▶ Entries with figure data:
▶

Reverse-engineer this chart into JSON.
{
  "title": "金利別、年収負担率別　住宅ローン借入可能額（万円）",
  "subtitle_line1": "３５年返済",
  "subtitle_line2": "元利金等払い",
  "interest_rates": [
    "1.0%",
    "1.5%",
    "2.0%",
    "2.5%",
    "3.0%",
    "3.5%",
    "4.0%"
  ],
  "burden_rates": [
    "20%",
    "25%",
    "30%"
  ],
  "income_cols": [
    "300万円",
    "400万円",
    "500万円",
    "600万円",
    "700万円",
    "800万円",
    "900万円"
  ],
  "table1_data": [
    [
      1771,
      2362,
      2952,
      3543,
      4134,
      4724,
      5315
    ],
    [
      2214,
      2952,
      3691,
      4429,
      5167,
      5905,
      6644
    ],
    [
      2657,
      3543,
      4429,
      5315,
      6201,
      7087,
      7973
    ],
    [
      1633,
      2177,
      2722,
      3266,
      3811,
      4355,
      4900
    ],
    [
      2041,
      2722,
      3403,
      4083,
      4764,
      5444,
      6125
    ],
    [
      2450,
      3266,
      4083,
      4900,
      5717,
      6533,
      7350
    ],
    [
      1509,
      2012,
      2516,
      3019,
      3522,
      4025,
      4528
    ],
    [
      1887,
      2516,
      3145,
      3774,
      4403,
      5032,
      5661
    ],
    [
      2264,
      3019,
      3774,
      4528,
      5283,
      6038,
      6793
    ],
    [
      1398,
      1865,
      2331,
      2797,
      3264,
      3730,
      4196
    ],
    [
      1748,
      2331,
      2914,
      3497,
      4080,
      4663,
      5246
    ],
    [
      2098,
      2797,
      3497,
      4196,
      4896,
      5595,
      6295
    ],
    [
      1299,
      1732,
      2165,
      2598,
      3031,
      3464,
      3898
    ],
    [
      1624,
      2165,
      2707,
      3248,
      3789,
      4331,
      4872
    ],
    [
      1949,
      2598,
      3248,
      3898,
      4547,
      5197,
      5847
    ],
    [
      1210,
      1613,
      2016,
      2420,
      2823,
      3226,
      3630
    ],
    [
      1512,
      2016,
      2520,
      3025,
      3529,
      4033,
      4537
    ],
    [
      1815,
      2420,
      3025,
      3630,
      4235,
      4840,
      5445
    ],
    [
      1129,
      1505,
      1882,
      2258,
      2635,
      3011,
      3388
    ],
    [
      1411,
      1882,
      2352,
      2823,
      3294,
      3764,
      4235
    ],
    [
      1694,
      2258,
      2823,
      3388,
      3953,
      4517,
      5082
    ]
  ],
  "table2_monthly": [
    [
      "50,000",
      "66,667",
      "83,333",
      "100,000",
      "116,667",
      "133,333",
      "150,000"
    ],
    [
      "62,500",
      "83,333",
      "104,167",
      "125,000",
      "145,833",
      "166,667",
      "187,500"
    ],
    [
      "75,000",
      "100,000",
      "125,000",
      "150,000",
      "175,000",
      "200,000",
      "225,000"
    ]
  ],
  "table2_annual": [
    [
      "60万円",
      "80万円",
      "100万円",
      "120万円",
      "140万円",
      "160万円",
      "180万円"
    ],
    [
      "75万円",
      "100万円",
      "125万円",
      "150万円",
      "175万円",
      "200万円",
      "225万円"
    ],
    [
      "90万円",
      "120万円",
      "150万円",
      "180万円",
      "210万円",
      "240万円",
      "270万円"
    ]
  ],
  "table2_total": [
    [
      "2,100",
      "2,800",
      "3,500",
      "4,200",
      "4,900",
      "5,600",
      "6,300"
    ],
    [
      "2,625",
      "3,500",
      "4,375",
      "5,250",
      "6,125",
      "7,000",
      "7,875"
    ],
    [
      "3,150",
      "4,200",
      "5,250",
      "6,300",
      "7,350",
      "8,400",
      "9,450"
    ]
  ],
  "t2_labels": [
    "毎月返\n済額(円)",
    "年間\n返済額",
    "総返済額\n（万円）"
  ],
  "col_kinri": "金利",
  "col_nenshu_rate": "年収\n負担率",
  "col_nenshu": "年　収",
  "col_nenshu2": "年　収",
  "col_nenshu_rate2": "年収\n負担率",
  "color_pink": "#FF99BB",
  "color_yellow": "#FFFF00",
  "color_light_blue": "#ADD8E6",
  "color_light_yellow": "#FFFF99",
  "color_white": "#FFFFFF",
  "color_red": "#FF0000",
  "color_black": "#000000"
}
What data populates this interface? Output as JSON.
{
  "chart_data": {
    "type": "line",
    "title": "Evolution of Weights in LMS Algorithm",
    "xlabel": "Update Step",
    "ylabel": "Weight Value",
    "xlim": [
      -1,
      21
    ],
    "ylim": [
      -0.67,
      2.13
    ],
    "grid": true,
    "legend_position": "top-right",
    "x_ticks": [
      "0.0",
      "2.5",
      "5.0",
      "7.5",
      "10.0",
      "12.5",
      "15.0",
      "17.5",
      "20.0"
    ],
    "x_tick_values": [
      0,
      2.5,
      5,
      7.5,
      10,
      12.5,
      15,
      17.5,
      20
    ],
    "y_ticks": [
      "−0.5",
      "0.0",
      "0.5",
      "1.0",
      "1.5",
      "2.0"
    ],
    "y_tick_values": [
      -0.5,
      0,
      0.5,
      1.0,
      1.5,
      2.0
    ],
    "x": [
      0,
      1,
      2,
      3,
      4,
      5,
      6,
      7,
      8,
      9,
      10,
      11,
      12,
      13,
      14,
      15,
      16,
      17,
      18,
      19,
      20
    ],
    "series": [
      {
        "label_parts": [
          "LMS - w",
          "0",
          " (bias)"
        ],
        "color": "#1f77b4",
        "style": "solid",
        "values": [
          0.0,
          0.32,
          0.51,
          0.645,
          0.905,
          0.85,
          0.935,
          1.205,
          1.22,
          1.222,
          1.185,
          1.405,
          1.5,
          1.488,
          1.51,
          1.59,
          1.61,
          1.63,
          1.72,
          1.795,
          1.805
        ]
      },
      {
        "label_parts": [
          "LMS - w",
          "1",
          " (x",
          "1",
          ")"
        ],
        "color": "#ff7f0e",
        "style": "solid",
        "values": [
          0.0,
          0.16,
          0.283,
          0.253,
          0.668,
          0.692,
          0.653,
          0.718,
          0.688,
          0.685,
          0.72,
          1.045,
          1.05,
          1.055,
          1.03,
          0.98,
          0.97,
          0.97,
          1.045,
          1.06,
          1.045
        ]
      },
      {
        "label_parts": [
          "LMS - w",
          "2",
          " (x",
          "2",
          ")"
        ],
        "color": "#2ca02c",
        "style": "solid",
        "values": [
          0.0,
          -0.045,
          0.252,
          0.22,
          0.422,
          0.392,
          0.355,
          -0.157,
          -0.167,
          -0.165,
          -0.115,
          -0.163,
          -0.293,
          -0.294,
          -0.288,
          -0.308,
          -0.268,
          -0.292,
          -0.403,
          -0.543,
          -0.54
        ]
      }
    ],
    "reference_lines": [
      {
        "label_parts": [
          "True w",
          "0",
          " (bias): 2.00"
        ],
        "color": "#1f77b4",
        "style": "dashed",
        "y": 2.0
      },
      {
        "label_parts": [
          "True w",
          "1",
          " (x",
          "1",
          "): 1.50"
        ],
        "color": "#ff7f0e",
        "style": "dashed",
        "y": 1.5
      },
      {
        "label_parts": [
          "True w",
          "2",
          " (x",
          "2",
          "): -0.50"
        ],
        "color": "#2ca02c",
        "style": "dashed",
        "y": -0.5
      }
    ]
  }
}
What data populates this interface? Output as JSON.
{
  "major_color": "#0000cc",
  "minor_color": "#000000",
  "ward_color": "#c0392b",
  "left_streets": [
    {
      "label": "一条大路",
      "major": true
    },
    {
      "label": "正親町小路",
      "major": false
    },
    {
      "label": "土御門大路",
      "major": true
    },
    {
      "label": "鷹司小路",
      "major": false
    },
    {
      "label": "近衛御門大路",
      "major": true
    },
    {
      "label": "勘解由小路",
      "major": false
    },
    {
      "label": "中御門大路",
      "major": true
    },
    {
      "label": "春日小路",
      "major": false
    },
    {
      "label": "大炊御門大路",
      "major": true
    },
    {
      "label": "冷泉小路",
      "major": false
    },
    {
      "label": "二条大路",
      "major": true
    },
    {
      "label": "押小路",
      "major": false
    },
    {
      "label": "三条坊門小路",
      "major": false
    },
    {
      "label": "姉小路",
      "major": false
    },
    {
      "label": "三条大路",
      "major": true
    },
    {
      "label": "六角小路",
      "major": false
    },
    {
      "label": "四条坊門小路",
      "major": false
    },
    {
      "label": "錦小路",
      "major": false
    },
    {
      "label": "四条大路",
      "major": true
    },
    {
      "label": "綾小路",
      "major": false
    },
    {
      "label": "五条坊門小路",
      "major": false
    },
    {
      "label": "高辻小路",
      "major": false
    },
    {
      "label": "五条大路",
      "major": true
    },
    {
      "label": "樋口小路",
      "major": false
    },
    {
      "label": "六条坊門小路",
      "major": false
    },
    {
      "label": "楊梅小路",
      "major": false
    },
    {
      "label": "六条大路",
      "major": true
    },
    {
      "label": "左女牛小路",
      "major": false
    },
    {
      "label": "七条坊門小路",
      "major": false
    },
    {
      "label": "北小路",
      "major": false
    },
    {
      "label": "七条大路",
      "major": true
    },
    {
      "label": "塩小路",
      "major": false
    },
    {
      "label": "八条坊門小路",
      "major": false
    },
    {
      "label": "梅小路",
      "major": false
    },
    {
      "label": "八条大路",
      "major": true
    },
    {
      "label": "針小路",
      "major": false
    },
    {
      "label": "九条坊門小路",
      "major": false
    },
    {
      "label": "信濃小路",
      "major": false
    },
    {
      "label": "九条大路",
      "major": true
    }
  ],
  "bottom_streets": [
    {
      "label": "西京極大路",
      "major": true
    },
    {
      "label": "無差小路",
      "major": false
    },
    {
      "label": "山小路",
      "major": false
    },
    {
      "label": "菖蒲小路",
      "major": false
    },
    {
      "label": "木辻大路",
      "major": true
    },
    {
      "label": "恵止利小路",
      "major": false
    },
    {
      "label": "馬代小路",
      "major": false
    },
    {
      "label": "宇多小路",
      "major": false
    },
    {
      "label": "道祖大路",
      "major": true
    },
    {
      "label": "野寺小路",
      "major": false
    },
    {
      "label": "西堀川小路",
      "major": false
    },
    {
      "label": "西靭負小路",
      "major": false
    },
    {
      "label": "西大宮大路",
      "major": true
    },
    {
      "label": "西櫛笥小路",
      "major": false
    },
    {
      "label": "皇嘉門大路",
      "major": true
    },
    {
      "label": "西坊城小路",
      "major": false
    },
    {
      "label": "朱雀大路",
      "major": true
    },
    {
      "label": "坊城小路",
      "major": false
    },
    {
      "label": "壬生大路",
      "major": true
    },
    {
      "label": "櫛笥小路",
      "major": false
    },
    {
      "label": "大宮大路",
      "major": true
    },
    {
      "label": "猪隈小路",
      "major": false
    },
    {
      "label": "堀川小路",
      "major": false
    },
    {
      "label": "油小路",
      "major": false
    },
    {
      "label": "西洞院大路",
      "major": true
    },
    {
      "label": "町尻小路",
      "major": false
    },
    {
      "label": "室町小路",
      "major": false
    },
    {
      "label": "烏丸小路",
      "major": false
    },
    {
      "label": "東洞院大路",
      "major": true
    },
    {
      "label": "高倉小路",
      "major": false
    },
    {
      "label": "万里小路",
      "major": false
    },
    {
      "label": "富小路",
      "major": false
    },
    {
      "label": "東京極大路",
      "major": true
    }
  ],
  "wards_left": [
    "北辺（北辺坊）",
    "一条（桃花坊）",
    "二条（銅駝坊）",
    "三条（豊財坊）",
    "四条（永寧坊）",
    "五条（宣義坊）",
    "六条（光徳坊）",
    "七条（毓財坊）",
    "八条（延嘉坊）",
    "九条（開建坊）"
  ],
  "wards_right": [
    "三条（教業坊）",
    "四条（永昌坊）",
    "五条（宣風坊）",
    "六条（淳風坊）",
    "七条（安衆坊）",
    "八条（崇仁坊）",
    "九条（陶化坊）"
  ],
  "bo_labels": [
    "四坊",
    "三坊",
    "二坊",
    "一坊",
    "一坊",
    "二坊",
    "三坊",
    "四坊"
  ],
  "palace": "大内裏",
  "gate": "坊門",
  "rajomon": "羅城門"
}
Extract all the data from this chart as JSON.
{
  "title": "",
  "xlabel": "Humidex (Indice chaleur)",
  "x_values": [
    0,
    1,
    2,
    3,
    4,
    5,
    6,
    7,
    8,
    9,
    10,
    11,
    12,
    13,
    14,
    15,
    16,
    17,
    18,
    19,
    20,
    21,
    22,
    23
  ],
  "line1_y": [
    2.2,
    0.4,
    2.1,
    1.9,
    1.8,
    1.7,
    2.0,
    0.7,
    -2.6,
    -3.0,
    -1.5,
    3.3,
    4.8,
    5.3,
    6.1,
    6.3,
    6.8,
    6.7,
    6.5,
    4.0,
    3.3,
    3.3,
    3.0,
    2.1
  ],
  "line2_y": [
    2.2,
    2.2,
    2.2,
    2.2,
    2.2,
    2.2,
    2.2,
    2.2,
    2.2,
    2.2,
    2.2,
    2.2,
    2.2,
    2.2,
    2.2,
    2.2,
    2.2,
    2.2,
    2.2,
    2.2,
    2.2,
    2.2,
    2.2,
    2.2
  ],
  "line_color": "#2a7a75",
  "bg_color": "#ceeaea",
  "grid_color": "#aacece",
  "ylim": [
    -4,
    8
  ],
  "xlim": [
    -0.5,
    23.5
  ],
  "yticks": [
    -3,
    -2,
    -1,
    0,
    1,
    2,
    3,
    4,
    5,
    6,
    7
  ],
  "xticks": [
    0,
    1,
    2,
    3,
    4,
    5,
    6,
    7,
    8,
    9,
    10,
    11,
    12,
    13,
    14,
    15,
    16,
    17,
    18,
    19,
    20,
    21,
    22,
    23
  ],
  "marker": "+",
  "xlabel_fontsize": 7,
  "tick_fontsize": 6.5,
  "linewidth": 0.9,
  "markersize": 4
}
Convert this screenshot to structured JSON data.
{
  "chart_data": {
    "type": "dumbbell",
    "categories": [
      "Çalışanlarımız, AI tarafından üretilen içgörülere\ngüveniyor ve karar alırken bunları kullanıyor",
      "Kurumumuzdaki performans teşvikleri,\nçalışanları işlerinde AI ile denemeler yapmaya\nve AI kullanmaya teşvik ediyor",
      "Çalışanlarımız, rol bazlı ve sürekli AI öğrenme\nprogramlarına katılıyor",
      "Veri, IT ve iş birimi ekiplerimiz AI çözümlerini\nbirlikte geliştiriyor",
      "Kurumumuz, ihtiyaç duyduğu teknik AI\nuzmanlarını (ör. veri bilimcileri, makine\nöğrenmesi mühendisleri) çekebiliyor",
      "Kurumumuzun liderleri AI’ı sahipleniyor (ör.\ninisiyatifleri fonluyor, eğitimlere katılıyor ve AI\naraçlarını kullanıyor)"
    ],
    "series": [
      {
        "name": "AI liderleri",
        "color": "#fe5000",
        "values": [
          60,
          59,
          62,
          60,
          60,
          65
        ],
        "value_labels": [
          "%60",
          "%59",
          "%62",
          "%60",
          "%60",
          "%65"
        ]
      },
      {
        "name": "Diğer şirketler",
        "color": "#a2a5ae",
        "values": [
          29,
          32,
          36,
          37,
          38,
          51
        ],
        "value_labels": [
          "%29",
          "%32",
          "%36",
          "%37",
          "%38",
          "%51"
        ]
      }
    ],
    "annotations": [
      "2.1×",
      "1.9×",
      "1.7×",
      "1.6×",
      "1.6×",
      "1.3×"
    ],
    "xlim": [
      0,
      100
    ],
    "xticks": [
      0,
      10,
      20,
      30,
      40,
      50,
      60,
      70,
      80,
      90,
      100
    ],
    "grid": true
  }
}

◀

▶ Written request: From the entries, report each line that includes the word "liderleri".

▶ The result:
      "Kurumumuzun liderleri AI’ı sahipleniyor (ör.\ninisiyatifleri fonluyor, eğitimlere katılıyor ve AI\naraçlarını kullanıyor)"
        "name": "AI liderleri",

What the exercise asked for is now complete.